**** DATA ENTRIES

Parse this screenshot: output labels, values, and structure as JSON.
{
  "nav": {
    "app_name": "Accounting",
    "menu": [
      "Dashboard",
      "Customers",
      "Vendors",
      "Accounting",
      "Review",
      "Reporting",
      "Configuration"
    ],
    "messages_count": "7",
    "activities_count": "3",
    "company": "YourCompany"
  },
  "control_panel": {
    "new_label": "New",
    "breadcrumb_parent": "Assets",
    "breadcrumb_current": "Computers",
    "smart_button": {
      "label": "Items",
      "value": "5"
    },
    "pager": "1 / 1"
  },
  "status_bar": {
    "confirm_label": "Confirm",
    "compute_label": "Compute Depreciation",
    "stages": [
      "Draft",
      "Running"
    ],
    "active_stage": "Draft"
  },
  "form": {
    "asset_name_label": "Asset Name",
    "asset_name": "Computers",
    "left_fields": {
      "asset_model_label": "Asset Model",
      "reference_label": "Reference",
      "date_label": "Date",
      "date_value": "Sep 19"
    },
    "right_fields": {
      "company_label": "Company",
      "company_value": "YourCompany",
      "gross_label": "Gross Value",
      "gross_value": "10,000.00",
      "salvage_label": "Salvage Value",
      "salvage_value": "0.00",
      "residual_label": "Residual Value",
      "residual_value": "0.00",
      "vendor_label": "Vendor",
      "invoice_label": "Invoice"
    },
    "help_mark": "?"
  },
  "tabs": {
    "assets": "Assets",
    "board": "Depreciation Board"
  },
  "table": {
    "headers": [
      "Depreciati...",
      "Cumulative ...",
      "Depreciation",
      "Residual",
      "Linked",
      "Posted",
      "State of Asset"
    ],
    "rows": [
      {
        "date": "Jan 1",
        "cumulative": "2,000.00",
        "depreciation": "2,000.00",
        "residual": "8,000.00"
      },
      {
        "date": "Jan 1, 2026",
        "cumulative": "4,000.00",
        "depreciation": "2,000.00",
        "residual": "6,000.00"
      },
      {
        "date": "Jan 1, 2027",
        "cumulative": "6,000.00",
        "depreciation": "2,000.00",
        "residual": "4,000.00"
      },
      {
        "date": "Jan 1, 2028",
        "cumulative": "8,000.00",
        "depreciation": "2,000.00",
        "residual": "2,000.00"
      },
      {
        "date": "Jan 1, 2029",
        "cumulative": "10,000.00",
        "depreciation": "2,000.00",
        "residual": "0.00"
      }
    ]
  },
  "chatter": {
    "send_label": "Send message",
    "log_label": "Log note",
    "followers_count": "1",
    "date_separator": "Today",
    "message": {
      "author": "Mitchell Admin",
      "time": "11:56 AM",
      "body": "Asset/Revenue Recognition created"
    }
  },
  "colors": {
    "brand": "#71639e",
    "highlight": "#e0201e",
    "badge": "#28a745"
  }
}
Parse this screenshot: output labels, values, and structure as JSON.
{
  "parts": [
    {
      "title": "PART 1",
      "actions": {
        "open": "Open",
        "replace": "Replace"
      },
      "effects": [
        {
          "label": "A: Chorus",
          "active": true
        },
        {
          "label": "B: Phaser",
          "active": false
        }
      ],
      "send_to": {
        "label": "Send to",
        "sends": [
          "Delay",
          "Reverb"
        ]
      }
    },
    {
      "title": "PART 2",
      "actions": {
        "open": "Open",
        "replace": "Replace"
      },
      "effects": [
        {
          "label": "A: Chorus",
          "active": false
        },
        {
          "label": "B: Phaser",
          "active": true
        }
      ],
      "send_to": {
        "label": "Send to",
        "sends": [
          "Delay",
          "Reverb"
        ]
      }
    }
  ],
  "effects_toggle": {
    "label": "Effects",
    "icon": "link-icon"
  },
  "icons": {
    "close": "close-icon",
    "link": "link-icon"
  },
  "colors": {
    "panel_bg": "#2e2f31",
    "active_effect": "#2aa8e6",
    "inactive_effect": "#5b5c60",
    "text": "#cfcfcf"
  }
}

********

▶ [SHORT PROBLEM]:
Restate each entry exactly, skipping none.

▶ [THE OUTPUT]:
Parse this screenshot: output labels, values, and structure as JSON.
{
  "nav": {
    "app_name": "Accounting",
    "menu": [
      "Dashboard",
      "Customers",
      "Vendors",
      "Accounting",
      "Review",
      "Reporting",
      "Configuration"
    ],
    "messages_count": "7",
    "activities_count": "3",
    "company": "YourCompany"
  },
  "control_panel": {
    "new_label": "New",
    "breadcrumb_parent": "Assets",
    "breadcrumb_current": "Computers",
    "smart_button": {
      "label": "Items",
      "value": "5"
    },
    "pager": "1 / 1"
  },
  "status_bar": {
    "confirm_label": "Confirm",
    "compute_label": "Compute Depreciation",
    "stages": [
      "Draft",
      "Running"
    ],
    "active_stage": "Draft"
  },
  "form": {
    "asset_name_label": "Asset Name",
    "asset_name": "Computers",
    "left_fields": {
      "asset_model_label": "Asset Model",
      "reference_label": "Reference",
      "date_label": "Date",
      "date_value": "Sep 19"
    },
    "right_fields": {
      "company_label": "Company",
      "company_value": "YourCompany",
      "gross_label": "Gross Value",
      "gross_value": "10,000.00",
      "salvage_label": "Salvage Value",
      "salvage_value": "0.00",
      "residual_label": "Residual Value",
      "residual_value": "0.00",
      "vendor_label": "Vendor",
      "invoice_label": "Invoice"
    },
    "help_mark": "?"
  },
  "tabs": {
    "assets": "Assets",
    "board": "Depreciation Board"
  },
  "table": {
    "headers": [
      "Depreciati...",
      "Cumulative ...",
      "Depreciation",
      "Residual",
      "Linked",
      "Posted",
      "State of Asset"
    ],
    "rows": [
      {
        "date": "Jan 1",
        "cumulative": "2,000.00",
        "depreciation": "2,000.00",
        "residual": "8,000.00"
      },
      {
        "date": "Jan 1, 2026",
        "cumulative": "4,000.00",
        "depreciation": "2,000.00",
        "residual": "6,000.00"
      },
      {
        "date": "Jan 1, 2027",
        "cumulative": "6,000.00",
        "depreciation": "2,000.00",
        "residual": "4,000.00"
      },
      {
        "date": "Jan 1, 2028",
        "cumulative": "8,000.00",
        "depreciation": "2,000.00",
        "residual": "2,000.00"
      },
      {
        "date": "Jan 1, 2029",
        "cumulative": "10,000.00",
        "depreciation": "2,000.00",
        "residual": "0.00"
      }
    ]
  },
  "chatter": {
    "send_label": "Send message",
    "log_label": "Log note",
    "followers_count": "1",
    "date_separator": "Today",
    "message": {
      "author": "Mitchell Admin",
      "time": "11:56 AM",
      "body": "Asset/Revenue Recognition created"
    }
  },
  "colors": {
    "brand": "#71639e",
    "highlight": "#e0201e",
    "badge": "#28a745"
  }
}
Parse this screenshot: output labels, values, and structure as JSON.
{
  "parts": [
    {
      "title": "PART 1",
      "actions": {
        "open": "Open",
        "replace": "Replace"
      },
      "effects": [
        {
          "label": "A: Chorus",
          "active": true
        },
        {
          "label": "B: Phaser",
          "active": false
        }
      ],
      "send_to": {
        "label": "Send to",
        "sends": [
          "Delay",
          "Reverb"
        ]
      }
    },
    {
      "title": "PART 2",
      "actions": {
        "open": "Open",
        "replace": "Replace"
      },
      "effects": [
        {
          "label": "A: Chorus",
          "active": false
        },
        {
          "label": "B: Phaser",
          "active": true
        }
      ],
      "send_to": {
        "label": "Send to",
        "sends": [
          "Delay",
          "Reverb"
        ]
      }
    }
  ],
  "effects_toggle": {
    "label": "Effects",
    "icon": "link-icon"
  },
  "icons": {
    "close": "close-icon",
    "link": "link-icon"
  },
  "colors": {
    "panel_bg": "#2e2f31",
    "active_effect": "#2aa8e6",
    "inactive_effect": "#5b5c60",
    "text": "#cfcfcf"
  }
}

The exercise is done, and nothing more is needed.